● Work to be completed: Restate the entries word for word, omitting nothing.

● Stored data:
____

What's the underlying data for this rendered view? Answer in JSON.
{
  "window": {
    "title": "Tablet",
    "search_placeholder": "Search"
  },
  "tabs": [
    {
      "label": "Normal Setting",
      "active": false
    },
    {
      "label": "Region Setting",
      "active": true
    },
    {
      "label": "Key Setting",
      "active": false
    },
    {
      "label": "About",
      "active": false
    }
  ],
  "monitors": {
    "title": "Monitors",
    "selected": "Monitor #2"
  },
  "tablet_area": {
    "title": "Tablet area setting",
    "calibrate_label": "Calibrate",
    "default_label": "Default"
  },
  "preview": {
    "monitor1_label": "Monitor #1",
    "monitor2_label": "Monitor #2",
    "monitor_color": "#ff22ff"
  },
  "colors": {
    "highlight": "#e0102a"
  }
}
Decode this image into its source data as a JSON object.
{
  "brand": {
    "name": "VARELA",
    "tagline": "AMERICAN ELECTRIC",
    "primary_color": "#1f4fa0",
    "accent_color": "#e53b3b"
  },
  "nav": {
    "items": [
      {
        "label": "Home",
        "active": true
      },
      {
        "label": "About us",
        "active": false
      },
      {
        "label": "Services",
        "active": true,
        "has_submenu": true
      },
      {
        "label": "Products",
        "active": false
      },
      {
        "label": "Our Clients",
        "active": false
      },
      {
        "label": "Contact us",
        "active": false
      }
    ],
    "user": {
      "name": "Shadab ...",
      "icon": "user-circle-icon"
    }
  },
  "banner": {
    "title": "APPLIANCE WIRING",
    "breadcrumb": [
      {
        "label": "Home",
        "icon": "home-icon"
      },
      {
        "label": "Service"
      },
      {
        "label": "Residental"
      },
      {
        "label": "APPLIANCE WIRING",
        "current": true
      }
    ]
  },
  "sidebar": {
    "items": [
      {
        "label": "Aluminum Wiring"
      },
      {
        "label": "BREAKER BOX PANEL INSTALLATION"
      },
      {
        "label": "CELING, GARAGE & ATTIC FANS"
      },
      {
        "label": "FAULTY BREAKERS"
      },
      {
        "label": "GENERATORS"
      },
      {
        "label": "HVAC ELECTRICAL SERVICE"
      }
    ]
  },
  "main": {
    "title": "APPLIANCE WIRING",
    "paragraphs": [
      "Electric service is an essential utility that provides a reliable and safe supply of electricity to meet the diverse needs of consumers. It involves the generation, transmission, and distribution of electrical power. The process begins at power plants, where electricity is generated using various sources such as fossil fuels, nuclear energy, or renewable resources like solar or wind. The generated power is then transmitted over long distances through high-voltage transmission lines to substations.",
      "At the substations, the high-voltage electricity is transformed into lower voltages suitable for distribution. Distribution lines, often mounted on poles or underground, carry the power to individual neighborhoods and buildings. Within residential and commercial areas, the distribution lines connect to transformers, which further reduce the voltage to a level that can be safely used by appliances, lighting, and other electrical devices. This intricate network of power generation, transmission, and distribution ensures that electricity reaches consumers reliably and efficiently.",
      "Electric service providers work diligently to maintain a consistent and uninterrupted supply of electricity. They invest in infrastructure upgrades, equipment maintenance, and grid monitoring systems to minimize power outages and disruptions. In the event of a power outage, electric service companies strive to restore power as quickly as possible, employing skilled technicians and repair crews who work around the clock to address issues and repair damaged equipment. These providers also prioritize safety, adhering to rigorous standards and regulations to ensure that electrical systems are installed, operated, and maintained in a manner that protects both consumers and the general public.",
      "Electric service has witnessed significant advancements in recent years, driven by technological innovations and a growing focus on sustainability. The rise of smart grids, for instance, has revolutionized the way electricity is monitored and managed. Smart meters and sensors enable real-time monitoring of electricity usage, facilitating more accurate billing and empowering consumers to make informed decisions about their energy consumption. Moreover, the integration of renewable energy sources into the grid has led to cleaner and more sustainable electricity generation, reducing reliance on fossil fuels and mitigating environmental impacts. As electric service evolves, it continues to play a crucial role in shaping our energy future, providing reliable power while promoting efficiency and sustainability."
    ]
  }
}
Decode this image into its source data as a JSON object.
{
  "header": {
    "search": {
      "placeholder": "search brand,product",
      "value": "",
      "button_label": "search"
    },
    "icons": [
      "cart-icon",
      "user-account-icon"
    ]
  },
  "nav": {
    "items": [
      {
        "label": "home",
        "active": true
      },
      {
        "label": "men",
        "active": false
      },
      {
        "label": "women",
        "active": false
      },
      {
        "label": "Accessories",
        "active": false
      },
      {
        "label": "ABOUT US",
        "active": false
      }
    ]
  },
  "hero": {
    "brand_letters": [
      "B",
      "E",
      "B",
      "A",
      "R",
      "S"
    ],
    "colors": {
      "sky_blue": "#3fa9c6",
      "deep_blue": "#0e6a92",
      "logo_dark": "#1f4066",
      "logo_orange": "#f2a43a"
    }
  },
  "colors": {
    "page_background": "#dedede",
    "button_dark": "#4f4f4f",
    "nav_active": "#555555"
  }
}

____

● Expected answer:
What's the underlying data for this rendered view? Answer in JSON.
{
  "window": {
    "title": "Tablet",
    "search_placeholder": "Search"
  },
  "tabs": [
    {
      "label": "Normal Setting",
      "active": false
    },
    {
      "label": "Region Setting",
      "active": true
    },
    {
      "label": "Key Setting",
      "active": false
    },
    {
      "label": "About",
      "active": false
    }
  ],
  "monitors": {
    "title": "Monitors",
    "selected": "Monitor #2"
  },
  "tablet_area": {
    "title": "Tablet area setting",
    "calibrate_label": "Calibrate",
    "default_label": "Default"
  },
  "preview": {
    "monitor1_label": "Monitor #1",
    "monitor2_label": "Monitor #2",
    "monitor_color": "#ff22ff"
  },
  "colors": {
    "highlight": "#e0102a"
  }
}
Decode this image into its source data as a JSON object.
{
  "brand": {
    "name": "VARELA",
    "tagline": "AMERICAN ELECTRIC",
    "primary_color": "#1f4fa0",
    "accent_color": "#e53b3b"
  },
  "nav": {
    "items": [
      {
        "label": "Home",
        "active": true
      },
      {
        "label": "About us",
        "active": false
      },
      {
        "label": "Services",
        "active": true,
        "has_submenu": true
      },
      {
        "label": "Products",
        "active": false
      },
      {
        "label": "Our Clients",
        "active": false
      },
      {
        "label": "Contact us",
        "active": false
      }
    ],
    "user": {
      "name": "Shadab ...",
      "icon": "user-circle-icon"
    }
  },
  "banner": {
    "title": "APPLIANCE WIRING",
    "breadcrumb": [
      {
        "label": "Home",
        "icon": "home-icon"
      },
      {
        "label": "Service"
      },
      {
        "label": "Residental"
      },
      {
        "label": "APPLIANCE WIRING",
        "current": true
      }
    ]
  },
  "sidebar": {
    "items": [
      {
        "label": "Aluminum Wiring"
      },
      {
        "label": "BREAKER BOX PANEL INSTALLATION"
      },
      {
        "label": "CELING, GARAGE & ATTIC FANS"
      },
      {
        "label": "FAULTY BREAKERS"
      },
      {
        "label": "GENERATORS"
      },
      {
        "label": "HVAC ELECTRICAL SERVICE"
      }
    ]
  },
  "main": {
    "title": "APPLIANCE WIRING",
    "paragraphs": [
      "Electric service is an essential utility that provides a reliable and safe supply of electricity to meet the diverse needs of consumers. It involves the generation, transmission, and distribution of electrical power. The process begins at power plants, where electricity is generated using various sources such as fossil fuels, nuclear energy, or renewable resources like solar or wind. The generated power is then transmitted over long distances through high-voltage transmission lines to substations.",
      "At the substations, the high-voltage electricity is transformed into lower voltages suitable for distribution. Distribution lines, often mounted on poles or underground, carry the power to individual neighborhoods and buildings. Within residential and commercial areas, the distribution lines connect to transformers, which further reduce the voltage to a level that can be safely used by appliances, lighting, and other electrical devices. This intricate network of power generation, transmission, and distribution ensures that electricity reaches consumers reliably and efficiently.",
      "Electric service providers work diligently to maintain a consistent and uninterrupted supply of electricity. They invest in infrastructure upgrades, equipment maintenance, and grid monitoring systems to minimize power outages and disruptions. In the event of a power outage, electric service companies strive to restore power as quickly as possible, employing skilled technicians and repair crews who work around the clock to address issues and repair damaged equipment. These providers also prioritize safety, adhering to rigorous standards and regulations to ensure that electrical systems are installed, operated, and maintained in a manner that protects both consumers and the general public.",
      "Electric service has witnessed significant advancements in recent years, driven by technological innovations and a growing focus on sustainability. The rise of smart grids, for instance, has revolutionized the way electricity is monitored and managed. Smart meters and sensors enable real-time monitoring of electricity usage, facilitating more accurate billing and empowering consumers to make informed decisions about their energy consumption. Moreover, the integration of renewable energy sources into the grid has led to cleaner and more sustainable electricity generation, reducing reliance on fossil fuels and mitigating environmental impacts. As electric service evolves, it continues to play a crucial role in shaping our energy future, providing reliable power while promoting efficiency and sustainability."
    ]
  }
}
Decode this image into its source data as a JSON object.
{
  "header": {
    "search": {
      "placeholder": "search brand,product",
      "value": "",
      "button_label": "search"
    },
    "icons": [
      "cart-icon",
      "user-account-icon"
    ]
  },
  "nav": {
    "items": [
      {
        "label": "home",
        "active": true
      },
      {
        "label": "men",
        "active": false
      },
      {
        "label": "women",
        "active": false
      },
      {
        "label": "Accessories",
        "active": false
      },
      {
        "label": "ABOUT US",
        "active": false
      }
    ]
  },
  "hero": {
    "brand_letters": [
      "B",
      "E",
      "B",
      "A",
      "R",
      "S"
    ],
    "colors": {
      "sky_blue": "#3fa9c6",
      "deep_blue": "#0e6a92",
      "logo_dark": "#1f4066",
      "logo_orange": "#f2a43a"
    }
  },
  "colors": {
    "page_background": "#dedede",
    "button_dark": "#4f4f4f",
    "nav_active": "#555555"
  }
}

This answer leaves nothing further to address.